[Dataset rows about figures]
•••••
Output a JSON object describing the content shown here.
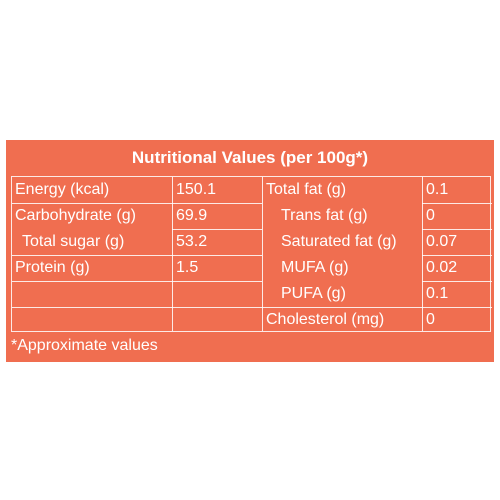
{
  "title": "Nutritional Values (per 100g*)",
  "left_rows": [
    {
      "label": "Energy (kcal)",
      "value": "150.1"
    },
    {
      "label": "Carbohydrate (g)",
      "value": "69.9"
    },
    {
      "label": "Total sugar (g)",
      "value": "53.2"
    },
    {
      "label": "Protein (g)",
      "value": "1.5"
    },
    {
      "label": "",
      "value": ""
    },
    {
      "label": "",
      "value": ""
    }
  ],
  "right_rows": [
    {
      "label": "Total fat (g)",
      "value": "0.1"
    },
    {
      "label": "Trans fat (g)",
      "value": "0"
    },
    {
      "label": "Saturated fat (g)",
      "value": "0.07"
    },
    {
      "label": "MUFA (g)",
      "value": "0.02"
    },
    {
      "label": "PUFA (g)",
      "value": "0.1"
    },
    {
      "label": "Cholesterol (mg)",
      "value": "0"
    }
  ],
  "footnote": "*Approximate values",
  "colors": {
    "background": "#f06e50",
    "text": "#ffffff"
  }
}
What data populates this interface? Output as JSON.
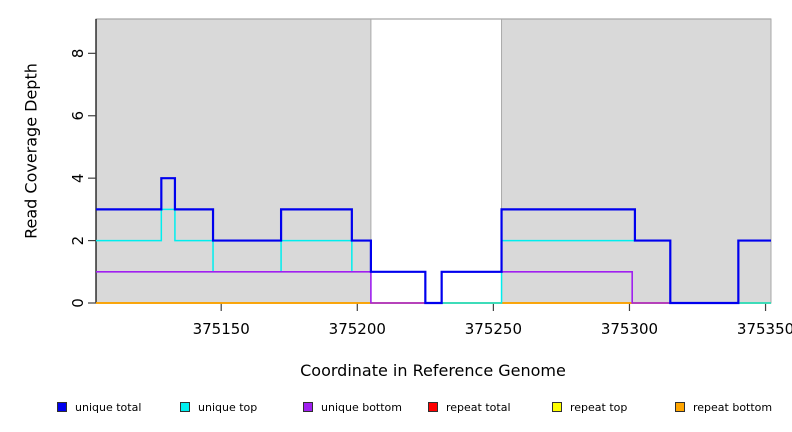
{
  "chart_data": {
    "type": "line",
    "subtype": "step",
    "title": "",
    "xlabel": "Coordinate in Reference Genome",
    "ylabel": "Read Coverage Depth",
    "xlim": [
      375104,
      375352
    ],
    "ylim": [
      0,
      9.1
    ],
    "x_ticks": [
      375150,
      375200,
      375250,
      375300,
      375350
    ],
    "y_ticks": [
      0,
      2,
      4,
      6,
      8
    ],
    "grid": false,
    "legend_position": "bottom",
    "background_shading": {
      "fill": "#d9d9d9",
      "border": "#a8a8a8",
      "regions": [
        [
          375104,
          375205
        ],
        [
          375253,
          375352
        ]
      ]
    },
    "series": [
      {
        "name": "unique total",
        "color": "#0000ee",
        "points": [
          [
            375104,
            3
          ],
          [
            375128,
            4
          ],
          [
            375133,
            3
          ],
          [
            375147,
            2
          ],
          [
            375172,
            3
          ],
          [
            375198,
            2
          ],
          [
            375205,
            1
          ],
          [
            375225,
            0
          ],
          [
            375231,
            1
          ],
          [
            375253,
            3
          ],
          [
            375302,
            2
          ],
          [
            375315,
            0
          ],
          [
            375340,
            2
          ],
          [
            375352,
            2
          ]
        ]
      },
      {
        "name": "unique top",
        "color": "#00eeee",
        "points": [
          [
            375104,
            2
          ],
          [
            375128,
            3
          ],
          [
            375133,
            2
          ],
          [
            375147,
            1
          ],
          [
            375172,
            2
          ],
          [
            375198,
            1
          ],
          [
            375225,
            0
          ],
          [
            375253,
            2
          ],
          [
            375315,
            0
          ],
          [
            375352,
            0
          ]
        ]
      },
      {
        "name": "unique bottom",
        "color": "#a020f0",
        "points": [
          [
            375104,
            1
          ],
          [
            375205,
            0
          ],
          [
            375231,
            1
          ],
          [
            375301,
            0
          ],
          [
            375340,
            2
          ],
          [
            375352,
            2
          ]
        ]
      },
      {
        "name": "repeat total",
        "color": "#ff0000",
        "points": [
          [
            375104,
            0
          ],
          [
            375352,
            0
          ]
        ]
      },
      {
        "name": "repeat top",
        "color": "#ffff00",
        "points": [
          [
            375104,
            0
          ],
          [
            375352,
            0
          ]
        ]
      },
      {
        "name": "repeat bottom",
        "color": "#ffa500",
        "points": [
          [
            375104,
            0
          ],
          [
            375352,
            0
          ]
        ]
      }
    ]
  }
}
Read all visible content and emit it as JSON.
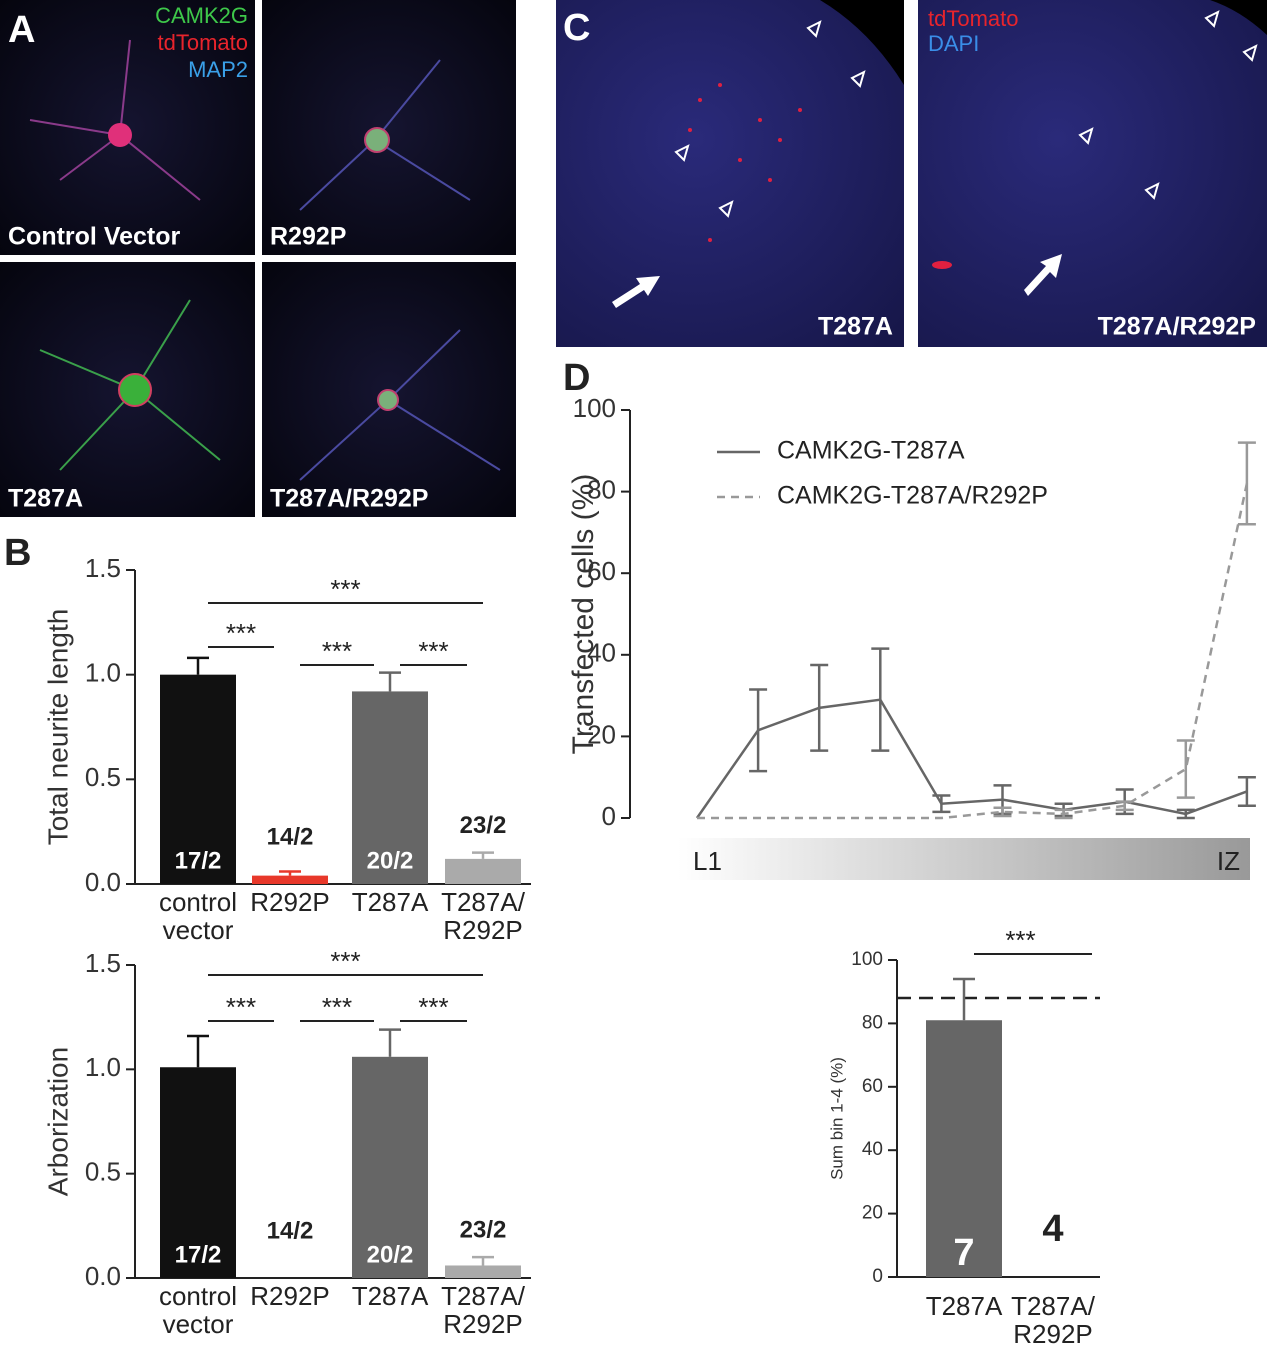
{
  "panels": {
    "A": {
      "letter": "A",
      "legend": [
        {
          "text": "CAMK2G",
          "color": "#3ec84a"
        },
        {
          "text": "tdTomato",
          "color": "#e8242c"
        },
        {
          "text": "MAP2",
          "color": "#3aa0e8"
        }
      ],
      "tiles": [
        "Control Vector",
        "R292P",
        "T287A",
        "T287A/R292P"
      ]
    },
    "B": {
      "letter": "B"
    },
    "C": {
      "letter": "C",
      "legend": [
        {
          "text": "tdTomato",
          "color": "#e8242c"
        },
        {
          "text": "DAPI",
          "color": "#3a8ee8"
        }
      ],
      "tiles": [
        "T287A",
        "T287A/R292P"
      ]
    },
    "D": {
      "letter": "D"
    }
  },
  "chart_data": [
    {
      "type": "bar",
      "y_label": "Total neurite length",
      "categories": [
        "control\nvector",
        "R292P",
        "T287A",
        "T287A/\nR292P"
      ],
      "values": [
        1.0,
        0.04,
        0.92,
        0.12
      ],
      "errors": [
        0.08,
        0.02,
        0.09,
        0.03
      ],
      "colors": [
        "#111111",
        "#e8382a",
        "#666666",
        "#aaaaaa"
      ],
      "n_labels": [
        "17/2",
        "14/2",
        "20/2",
        "23/2"
      ],
      "ylim": [
        0,
        1.5
      ],
      "yticks": [
        {
          "value": 0,
          "label": "0.0"
        },
        0.5,
        {
          "value": 1,
          "label": "1.0"
        },
        1.5
      ],
      "significance": [
        {
          "label": "***",
          "between": [
            "control\nvector",
            "T287A/\nR292P"
          ]
        },
        {
          "label": "***",
          "between": [
            "control\nvector",
            "R292P"
          ]
        },
        {
          "label": "***",
          "between": [
            "R292P",
            "T287A"
          ]
        },
        {
          "label": "***",
          "between": [
            "T287A",
            "T287A/\nR292P"
          ]
        }
      ]
    },
    {
      "type": "bar",
      "y_label": "Arborization",
      "categories": [
        "control\nvector",
        "R292P",
        "T287A",
        "T287A/\nR292P"
      ],
      "values": [
        1.01,
        0,
        1.06,
        0.06
      ],
      "errors": [
        0.15,
        null,
        0.13,
        0.04
      ],
      "colors": [
        "#111111",
        "#e8382a",
        "#666666",
        "#aaaaaa"
      ],
      "n_labels": [
        "17/2",
        "14/2",
        "20/2",
        "23/2"
      ],
      "ylim": [
        0,
        1.5
      ],
      "yticks": [
        {
          "value": 0,
          "label": "0.0"
        },
        0.5,
        {
          "value": 1,
          "label": "1.0"
        },
        1.5
      ],
      "significance": [
        {
          "label": "***",
          "between": [
            "control\nvector",
            "T287A/\nR292P"
          ]
        },
        {
          "label": "***",
          "between": [
            "control\nvector",
            "R292P"
          ]
        },
        {
          "label": "***",
          "between": [
            "R292P",
            "T287A"
          ]
        },
        {
          "label": "***",
          "between": [
            "T287A",
            "T287A/\nR292P"
          ]
        }
      ]
    },
    {
      "type": "line",
      "y_label": "Transfected cells (%)",
      "categories": [
        null,
        null,
        null,
        null,
        null,
        null,
        null,
        null,
        null,
        null
      ],
      "x_axis_labels": [
        "L1",
        "IZ"
      ],
      "series": [
        {
          "name": "CAMK2G-T287A",
          "color": "#666666",
          "dashed": false,
          "values": [
            0,
            21.5,
            27,
            29,
            3.5,
            4.5,
            2,
            4,
            1,
            6.5
          ],
          "errors": [
            null,
            10,
            10.5,
            12.5,
            2,
            3.5,
            1.5,
            3,
            1,
            3.5
          ]
        },
        {
          "name": "CAMK2G-T287A/R292P",
          "color": "#999999",
          "dashed": true,
          "values": [
            0,
            0,
            0,
            0,
            0,
            1.5,
            1,
            3,
            12,
            82
          ],
          "errors": [
            null,
            null,
            null,
            null,
            null,
            1,
            1,
            1,
            7,
            10
          ]
        }
      ],
      "ylim": [
        0,
        100
      ],
      "yticks": [
        0,
        20,
        40,
        60,
        80,
        100
      ]
    },
    {
      "type": "bar",
      "y_label": "Sum bin 1-4 (%)",
      "categories": [
        "T287A",
        "T287A/\nR292P"
      ],
      "values": [
        81,
        0
      ],
      "errors": [
        13,
        null
      ],
      "colors": [
        "#666666",
        "#666666"
      ],
      "n_labels": [
        "7",
        "4"
      ],
      "reference_line": 88,
      "ylim": [
        0,
        100
      ],
      "yticks": [
        0,
        20,
        40,
        60,
        80,
        100
      ],
      "significance": [
        {
          "label": "***",
          "between": [
            "T287A",
            "T287A/\nR292P"
          ]
        }
      ]
    }
  ]
}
•••••
What you have to do.
Look through the entries above; copy every line holding the string "Output".

Result.
Output a JSON object describing the content shown here.
What data populates this interface? Output as JSON.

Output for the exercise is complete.